Task directions ::
Every line of the material below must be repeated exactly.

Supplied information ::
▬▬▬
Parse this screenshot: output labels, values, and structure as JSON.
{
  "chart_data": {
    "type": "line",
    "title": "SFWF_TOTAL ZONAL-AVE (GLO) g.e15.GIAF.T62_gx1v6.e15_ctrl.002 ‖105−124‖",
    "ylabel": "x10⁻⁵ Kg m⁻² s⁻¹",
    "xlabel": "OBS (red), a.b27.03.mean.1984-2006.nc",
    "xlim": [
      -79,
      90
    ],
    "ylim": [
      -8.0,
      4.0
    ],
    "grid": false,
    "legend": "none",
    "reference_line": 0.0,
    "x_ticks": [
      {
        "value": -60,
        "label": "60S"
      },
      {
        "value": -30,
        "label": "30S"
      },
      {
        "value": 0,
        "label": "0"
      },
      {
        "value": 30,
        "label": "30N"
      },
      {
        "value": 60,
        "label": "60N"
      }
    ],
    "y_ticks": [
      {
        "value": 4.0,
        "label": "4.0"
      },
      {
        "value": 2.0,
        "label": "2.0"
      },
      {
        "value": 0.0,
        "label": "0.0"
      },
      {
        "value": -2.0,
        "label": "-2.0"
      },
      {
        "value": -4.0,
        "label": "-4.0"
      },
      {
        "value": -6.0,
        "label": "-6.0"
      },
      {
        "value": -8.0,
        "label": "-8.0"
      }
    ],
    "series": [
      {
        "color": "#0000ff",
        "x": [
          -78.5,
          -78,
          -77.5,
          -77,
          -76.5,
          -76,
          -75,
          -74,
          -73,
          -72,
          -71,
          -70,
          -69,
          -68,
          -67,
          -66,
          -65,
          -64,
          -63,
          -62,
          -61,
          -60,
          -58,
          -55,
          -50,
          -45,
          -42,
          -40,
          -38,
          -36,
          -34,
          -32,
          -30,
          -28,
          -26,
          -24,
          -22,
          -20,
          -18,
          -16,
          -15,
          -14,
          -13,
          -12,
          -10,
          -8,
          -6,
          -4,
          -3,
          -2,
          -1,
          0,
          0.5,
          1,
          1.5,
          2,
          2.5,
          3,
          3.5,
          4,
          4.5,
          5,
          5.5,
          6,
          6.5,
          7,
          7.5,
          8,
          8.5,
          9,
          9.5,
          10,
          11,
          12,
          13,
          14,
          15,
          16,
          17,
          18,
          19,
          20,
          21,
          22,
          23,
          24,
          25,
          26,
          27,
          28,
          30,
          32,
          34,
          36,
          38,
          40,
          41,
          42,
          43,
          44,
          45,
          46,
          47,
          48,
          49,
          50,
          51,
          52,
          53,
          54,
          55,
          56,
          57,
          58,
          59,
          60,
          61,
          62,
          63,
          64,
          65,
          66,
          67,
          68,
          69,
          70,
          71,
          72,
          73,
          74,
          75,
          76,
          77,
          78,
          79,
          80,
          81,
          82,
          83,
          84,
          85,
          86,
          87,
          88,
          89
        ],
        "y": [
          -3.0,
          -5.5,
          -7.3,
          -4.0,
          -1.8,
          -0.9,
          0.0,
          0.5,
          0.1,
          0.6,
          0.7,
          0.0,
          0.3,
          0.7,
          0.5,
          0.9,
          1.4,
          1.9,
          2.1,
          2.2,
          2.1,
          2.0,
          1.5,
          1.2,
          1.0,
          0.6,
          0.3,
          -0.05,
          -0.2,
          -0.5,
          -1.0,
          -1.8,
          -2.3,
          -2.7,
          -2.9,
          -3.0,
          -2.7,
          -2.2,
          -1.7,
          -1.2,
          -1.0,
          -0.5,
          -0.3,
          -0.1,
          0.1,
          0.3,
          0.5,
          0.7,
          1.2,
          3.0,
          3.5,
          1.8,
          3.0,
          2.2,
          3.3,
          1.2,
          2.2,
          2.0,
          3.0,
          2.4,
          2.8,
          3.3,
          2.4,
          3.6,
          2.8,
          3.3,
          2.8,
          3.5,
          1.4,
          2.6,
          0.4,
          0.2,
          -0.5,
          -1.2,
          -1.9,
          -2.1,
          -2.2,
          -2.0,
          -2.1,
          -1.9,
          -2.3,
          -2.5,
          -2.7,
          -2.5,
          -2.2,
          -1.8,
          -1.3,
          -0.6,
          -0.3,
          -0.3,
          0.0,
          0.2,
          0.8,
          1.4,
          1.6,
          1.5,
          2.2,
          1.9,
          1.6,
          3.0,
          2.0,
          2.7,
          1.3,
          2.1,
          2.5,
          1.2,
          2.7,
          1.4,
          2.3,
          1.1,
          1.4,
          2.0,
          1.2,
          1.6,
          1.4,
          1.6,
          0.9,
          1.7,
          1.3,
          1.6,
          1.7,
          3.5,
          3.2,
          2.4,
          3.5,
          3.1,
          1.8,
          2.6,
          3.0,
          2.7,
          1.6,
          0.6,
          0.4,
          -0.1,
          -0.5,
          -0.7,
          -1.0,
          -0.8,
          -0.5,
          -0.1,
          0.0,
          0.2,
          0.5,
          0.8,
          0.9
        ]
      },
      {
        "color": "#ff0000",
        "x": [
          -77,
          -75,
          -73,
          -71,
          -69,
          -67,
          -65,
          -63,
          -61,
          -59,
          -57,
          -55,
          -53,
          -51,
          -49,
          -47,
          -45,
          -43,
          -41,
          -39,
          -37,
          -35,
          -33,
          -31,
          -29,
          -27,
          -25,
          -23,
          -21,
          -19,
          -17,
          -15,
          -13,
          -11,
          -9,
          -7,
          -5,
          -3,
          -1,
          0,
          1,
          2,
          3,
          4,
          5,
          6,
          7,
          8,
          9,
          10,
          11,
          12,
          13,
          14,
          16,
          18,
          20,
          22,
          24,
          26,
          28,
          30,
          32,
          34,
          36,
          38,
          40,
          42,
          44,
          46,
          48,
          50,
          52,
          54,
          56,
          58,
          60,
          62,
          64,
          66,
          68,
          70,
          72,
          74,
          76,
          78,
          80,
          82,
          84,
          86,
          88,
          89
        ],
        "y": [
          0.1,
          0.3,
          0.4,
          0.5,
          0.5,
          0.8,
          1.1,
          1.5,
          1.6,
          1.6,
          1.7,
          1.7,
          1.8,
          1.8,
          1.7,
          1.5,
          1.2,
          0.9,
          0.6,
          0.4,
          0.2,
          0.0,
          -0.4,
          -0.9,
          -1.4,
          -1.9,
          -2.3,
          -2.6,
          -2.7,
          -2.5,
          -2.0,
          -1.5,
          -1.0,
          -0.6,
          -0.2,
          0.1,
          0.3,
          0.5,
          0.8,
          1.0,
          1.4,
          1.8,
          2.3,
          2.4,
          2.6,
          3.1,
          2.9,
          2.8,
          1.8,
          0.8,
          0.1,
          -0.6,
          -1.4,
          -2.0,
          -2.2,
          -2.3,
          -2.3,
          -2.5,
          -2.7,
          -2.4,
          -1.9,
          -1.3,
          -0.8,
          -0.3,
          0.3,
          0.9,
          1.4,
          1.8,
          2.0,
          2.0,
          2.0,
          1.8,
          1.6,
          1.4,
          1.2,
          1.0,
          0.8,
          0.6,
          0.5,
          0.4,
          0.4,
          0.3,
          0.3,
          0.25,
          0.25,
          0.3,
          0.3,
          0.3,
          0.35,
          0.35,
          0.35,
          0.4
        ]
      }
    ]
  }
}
▬▬▬
Worked answer ::
Parse this screenshot: output labels, values, and structure as JSON.
{
  "chart_data": {
    "type": "line",
    "title": "SFWF_TOTAL ZONAL-AVE (GLO) g.e15.GIAF.T62_gx1v6.e15_ctrl.002 ‖105−124‖",
    "ylabel": "x10⁻⁵ Kg m⁻² s⁻¹",
    "xlabel": "OBS (red), a.b27.03.mean.1984-2006.nc",
    "xlim": [
      -79,
      90
    ],
    "ylim": [
      -8.0,
      4.0
    ],
    "grid": false,
    "legend": "none",
    "reference_line": 0.0,
    "x_ticks": [
      {
        "value": -60,
        "label": "60S"
      },
      {
        "value": -30,
        "label": "30S"
      },
      {
        "value": 0,
        "label": "0"
      },
      {
        "value": 30,
        "label": "30N"
      },
      {
        "value": 60,
        "label": "60N"
      }
    ],
    "y_ticks": [
      {
        "value": 4.0,
        "label": "4.0"
      },
      {
        "value": 2.0,
        "label": "2.0"
      },
      {
        "value": 0.0,
        "label": "0.0"
      },
      {
        "value": -2.0,
        "label": "-2.0"
      },
      {
        "value": -4.0,
        "label": "-4.0"
      },
      {
        "value": -6.0,
        "label": "-6.0"
      },
      {
        "value": -8.0,
        "label": "-8.0"
      }
    ],
    "series": [
      {
        "color": "#0000ff",
        "x": [
          -78.5,
          -78,
          -77.5,
          -77,
          -76.5,
          -76,
          -75,
          -74,
          -73,
          -72,
          -71,
          -70,
          -69,
          -68,
          -67,
          -66,
          -65,
          -64,
          -63,
          -62,
          -61,
          -60,
          -58,
          -55,
          -50,
          -45,
          -42,
          -40,
          -38,
          -36,
          -34,
          -32,
          -30,
          -28,
          -26,
          -24,
          -22,
          -20,
          -18,
          -16,
          -15,
          -14,
          -13,
          -12,
          -10,
          -8,
          -6,
          -4,
          -3,
          -2,
          -1,
          0,
          0.5,
          1,
          1.5,
          2,
          2.5,
          3,
          3.5,
          4,
          4.5,
          5,
          5.5,
          6,
          6.5,
          7,
          7.5,
          8,
          8.5,
          9,
          9.5,
          10,
          11,
          12,
          13,
          14,
          15,
          16,
          17,
          18,
          19,
          20,
          21,
          22,
          23,
          24,
          25,
          26,
          27,
          28,
          30,
          32,
          34,
          36,
          38,
          40,
          41,
          42,
          43,
          44,
          45,
          46,
          47,
          48,
          49,
          50,
          51,
          52,
          53,
          54,
          55,
          56,
          57,
          58,
          59,
          60,
          61,
          62,
          63,
          64,
          65,
          66,
          67,
          68,
          69,
          70,
          71,
          72,
          73,
          74,
          75,
          76,
          77,
          78,
          79,
          80,
          81,
          82,
          83,
          84,
          85,
          86,
          87,
          88,
          89
        ],
        "y": [
          -3.0,
          -5.5,
          -7.3,
          -4.0,
          -1.8,
          -0.9,
          0.0,
          0.5,
          0.1,
          0.6,
          0.7,
          0.0,
          0.3,
          0.7,
          0.5,
          0.9,
          1.4,
          1.9,
          2.1,
          2.2,
          2.1,
          2.0,
          1.5,
          1.2,
          1.0,
          0.6,
          0.3,
          -0.05,
          -0.2,
          -0.5,
          -1.0,
          -1.8,
          -2.3,
          -2.7,
          -2.9,
          -3.0,
          -2.7,
          -2.2,
          -1.7,
          -1.2,
          -1.0,
          -0.5,
          -0.3,
          -0.1,
          0.1,
          0.3,
          0.5,
          0.7,
          1.2,
          3.0,
          3.5,
          1.8,
          3.0,
          2.2,
          3.3,
          1.2,
          2.2,
          2.0,
          3.0,
          2.4,
          2.8,
          3.3,
          2.4,
          3.6,
          2.8,
          3.3,
          2.8,
          3.5,
          1.4,
          2.6,
          0.4,
          0.2,
          -0.5,
          -1.2,
          -1.9,
          -2.1,
          -2.2,
          -2.0,
          -2.1,
          -1.9,
          -2.3,
          -2.5,
          -2.7,
          -2.5,
          -2.2,
          -1.8,
          -1.3,
          -0.6,
          -0.3,
          -0.3,
          0.0,
          0.2,
          0.8,
          1.4,
          1.6,
          1.5,
          2.2,
          1.9,
          1.6,
          3.0,
          2.0,
          2.7,
          1.3,
          2.1,
          2.5,
          1.2,
          2.7,
          1.4,
          2.3,
          1.1,
          1.4,
          2.0,
          1.2,
          1.6,
          1.4,
          1.6,
          0.9,
          1.7,
          1.3,
          1.6,
          1.7,
          3.5,
          3.2,
          2.4,
          3.5,
          3.1,
          1.8,
          2.6,
          3.0,
          2.7,
          1.6,
          0.6,
          0.4,
          -0.1,
          -0.5,
          -0.7,
          -1.0,
          -0.8,
          -0.5,
          -0.1,
          0.0,
          0.2,
          0.5,
          0.8,
          0.9
        ]
      },
      {
        "color": "#ff0000",
        "x": [
          -77,
          -75,
          -73,
          -71,
          -69,
          -67,
          -65,
          -63,
          -61,
          -59,
          -57,
          -55,
          -53,
          -51,
          -49,
          -47,
          -45,
          -43,
          -41,
          -39,
          -37,
          -35,
          -33,
          -31,
          -29,
          -27,
          -25,
          -23,
          -21,
          -19,
          -17,
          -15,
          -13,
          -11,
          -9,
          -7,
          -5,
          -3,
          -1,
          0,
          1,
          2,
          3,
          4,
          5,
          6,
          7,
          8,
          9,
          10,
          11,
          12,
          13,
          14,
          16,
          18,
          20,
          22,
          24,
          26,
          28,
          30,
          32,
          34,
          36,
          38,
          40,
          42,
          44,
          46,
          48,
          50,
          52,
          54,
          56,
          58,
          60,
          62,
          64,
          66,
          68,
          70,
          72,
          74,
          76,
          78,
          80,
          82,
          84,
          86,
          88,
          89
        ],
        "y": [
          0.1,
          0.3,
          0.4,
          0.5,
          0.5,
          0.8,
          1.1,
          1.5,
          1.6,
          1.6,
          1.7,
          1.7,
          1.8,
          1.8,
          1.7,
          1.5,
          1.2,
          0.9,
          0.6,
          0.4,
          0.2,
          0.0,
          -0.4,
          -0.9,
          -1.4,
          -1.9,
          -2.3,
          -2.6,
          -2.7,
          -2.5,
          -2.0,
          -1.5,
          -1.0,
          -0.6,
          -0.2,
          0.1,
          0.3,
          0.5,
          0.8,
          1.0,
          1.4,
          1.8,
          2.3,
          2.4,
          2.6,
          3.1,
          2.9,
          2.8,
          1.8,
          0.8,
          0.1,
          -0.6,
          -1.4,
          -2.0,
          -2.2,
          -2.3,
          -2.3,
          -2.5,
          -2.7,
          -2.4,
          -1.9,
          -1.3,
          -0.8,
          -0.3,
          0.3,
          0.9,
          1.4,
          1.8,
          2.0,
          2.0,
          2.0,
          1.8,
          1.6,
          1.4,
          1.2,
          1.0,
          0.8,
          0.6,
          0.5,
          0.4,
          0.4,
          0.3,
          0.3,
          0.25,
          0.25,
          0.3,
          0.3,
          0.3,
          0.35,
          0.35,
          0.35,
          0.4
        ]
      }
    ]
  }
}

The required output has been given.